Collected data entries:
══════════════════════════════

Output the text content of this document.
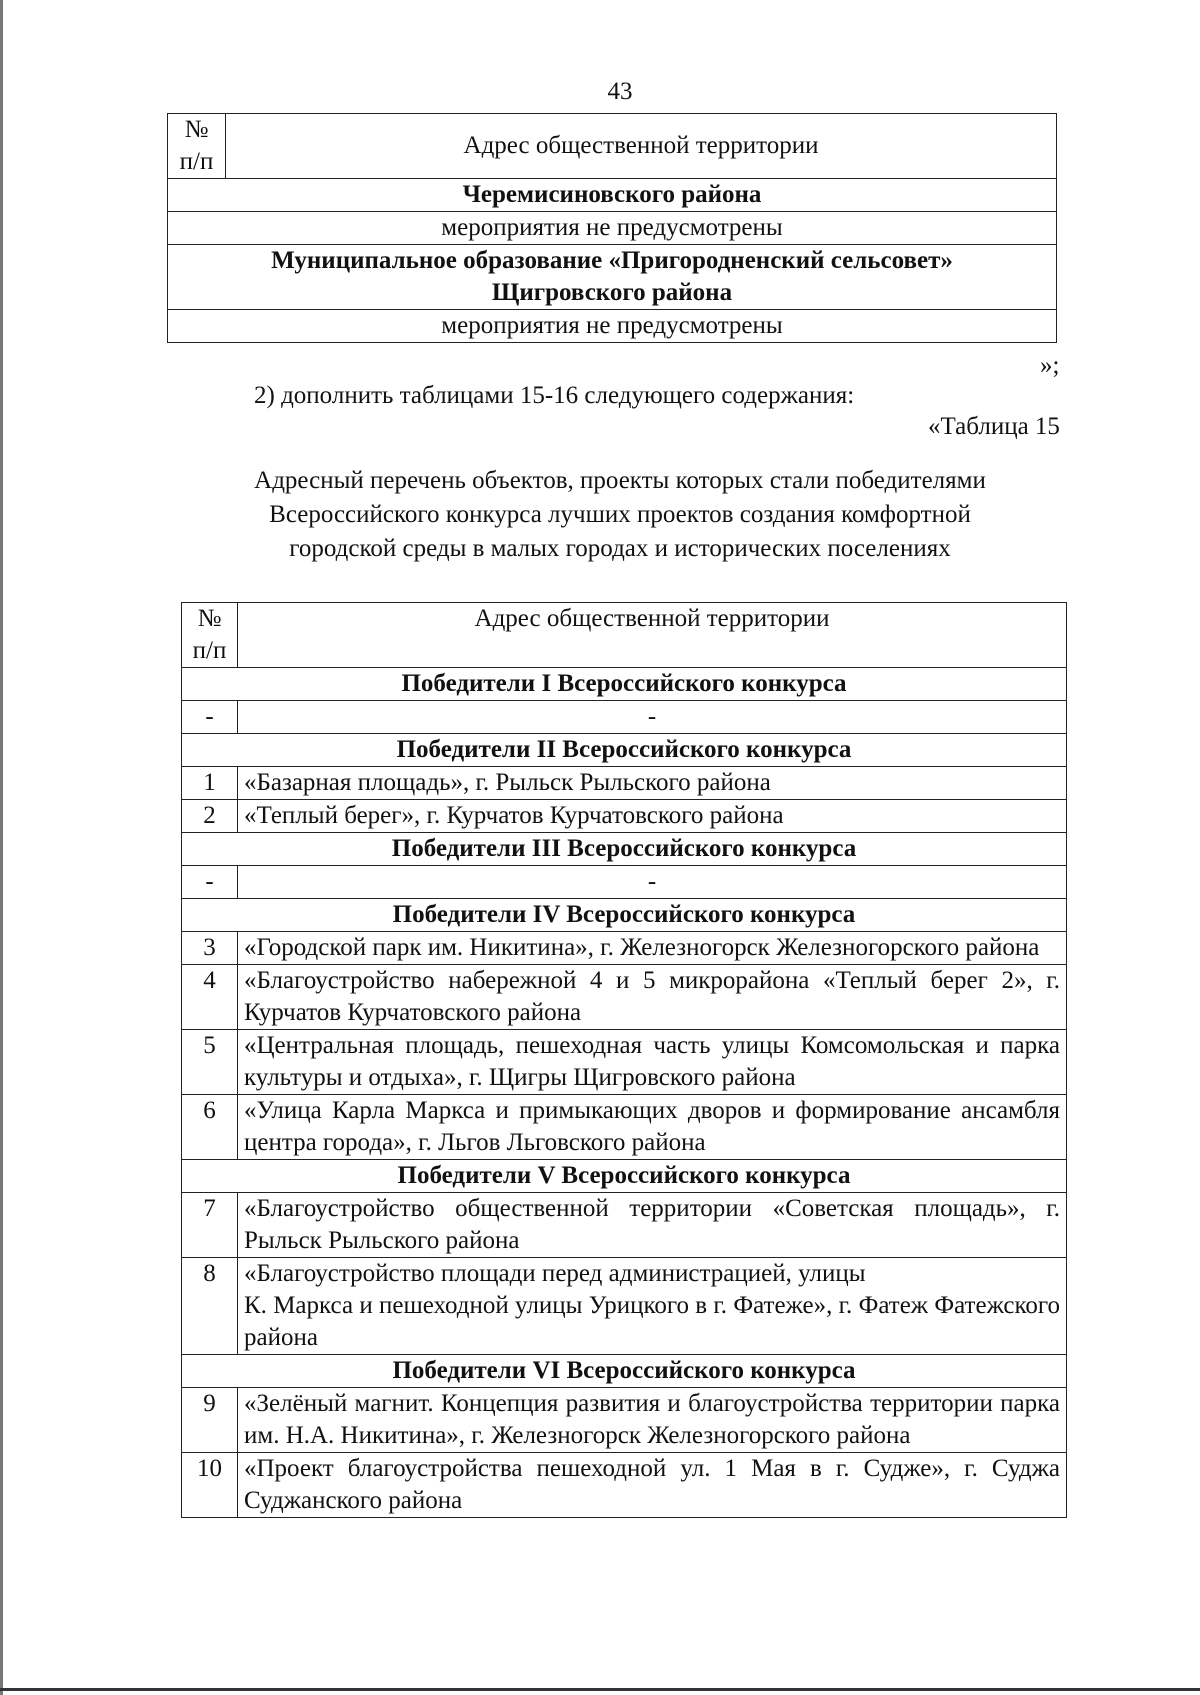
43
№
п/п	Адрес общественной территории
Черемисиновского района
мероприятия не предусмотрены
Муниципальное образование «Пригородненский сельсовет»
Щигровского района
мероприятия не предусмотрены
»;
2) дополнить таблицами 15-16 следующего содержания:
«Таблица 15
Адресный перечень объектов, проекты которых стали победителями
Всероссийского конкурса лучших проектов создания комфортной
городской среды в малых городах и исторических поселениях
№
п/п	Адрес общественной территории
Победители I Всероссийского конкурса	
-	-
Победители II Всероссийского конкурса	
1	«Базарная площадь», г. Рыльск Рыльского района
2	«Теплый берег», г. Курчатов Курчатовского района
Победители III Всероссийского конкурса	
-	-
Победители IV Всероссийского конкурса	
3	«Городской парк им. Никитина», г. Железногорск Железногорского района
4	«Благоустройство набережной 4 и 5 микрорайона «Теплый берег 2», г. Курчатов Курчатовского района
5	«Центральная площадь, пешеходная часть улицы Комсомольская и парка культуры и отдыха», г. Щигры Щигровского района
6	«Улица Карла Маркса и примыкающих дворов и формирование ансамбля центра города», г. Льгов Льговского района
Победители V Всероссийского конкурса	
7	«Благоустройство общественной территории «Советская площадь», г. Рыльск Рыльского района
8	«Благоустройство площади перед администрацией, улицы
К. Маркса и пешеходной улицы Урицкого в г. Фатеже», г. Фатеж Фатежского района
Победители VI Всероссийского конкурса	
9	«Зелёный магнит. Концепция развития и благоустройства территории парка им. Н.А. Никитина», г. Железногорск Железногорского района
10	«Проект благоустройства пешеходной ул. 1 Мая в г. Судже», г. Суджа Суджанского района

══════════════════════════════

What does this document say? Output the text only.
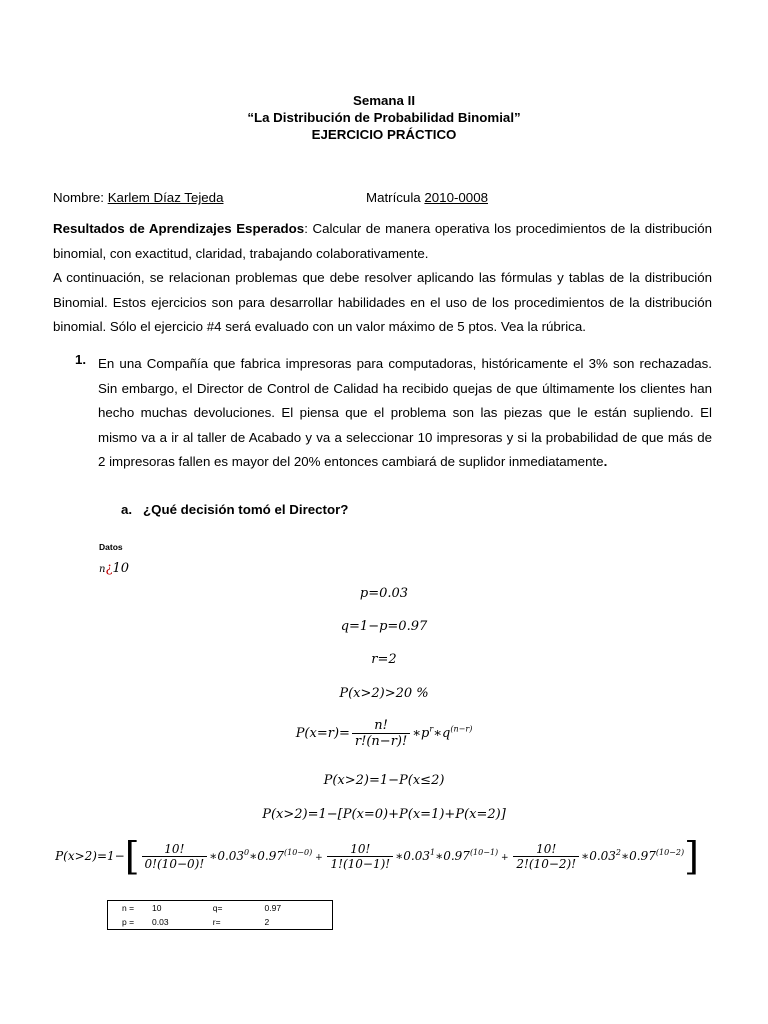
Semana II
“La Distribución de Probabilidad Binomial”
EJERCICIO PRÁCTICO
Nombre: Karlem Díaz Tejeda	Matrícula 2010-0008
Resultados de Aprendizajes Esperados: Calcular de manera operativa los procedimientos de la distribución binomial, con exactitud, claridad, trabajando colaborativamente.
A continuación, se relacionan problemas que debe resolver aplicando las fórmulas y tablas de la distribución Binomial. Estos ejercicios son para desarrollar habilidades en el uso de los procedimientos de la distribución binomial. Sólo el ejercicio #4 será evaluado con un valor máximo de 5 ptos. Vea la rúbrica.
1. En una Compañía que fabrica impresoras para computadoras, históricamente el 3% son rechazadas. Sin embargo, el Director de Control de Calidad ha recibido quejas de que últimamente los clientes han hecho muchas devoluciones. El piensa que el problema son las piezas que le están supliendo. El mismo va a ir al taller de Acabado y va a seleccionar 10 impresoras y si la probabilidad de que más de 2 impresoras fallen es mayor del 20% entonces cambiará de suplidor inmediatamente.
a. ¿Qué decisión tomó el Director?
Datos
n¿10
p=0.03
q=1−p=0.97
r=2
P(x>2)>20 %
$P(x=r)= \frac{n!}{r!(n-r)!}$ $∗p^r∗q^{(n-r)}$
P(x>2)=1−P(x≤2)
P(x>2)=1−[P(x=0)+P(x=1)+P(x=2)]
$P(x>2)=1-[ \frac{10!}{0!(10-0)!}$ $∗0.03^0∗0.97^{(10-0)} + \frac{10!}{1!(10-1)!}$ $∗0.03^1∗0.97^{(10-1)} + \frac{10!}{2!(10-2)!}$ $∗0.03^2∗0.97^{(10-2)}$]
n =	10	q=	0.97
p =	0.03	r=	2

══════════════════════════════

_What to work on_
Only lines holding the string "Благоустройство" are wanted; gather each one from the entries above.

_Answer_
4	«Благоустройство набережной 4 и 5 микрорайона «Теплый берег 2», г. Курчатов Курчатовского района
7	«Благоустройство общественной территории «Советская площадь», г. Рыльск Рыльского района
8	«Благоустройство площади перед администрацией, улицы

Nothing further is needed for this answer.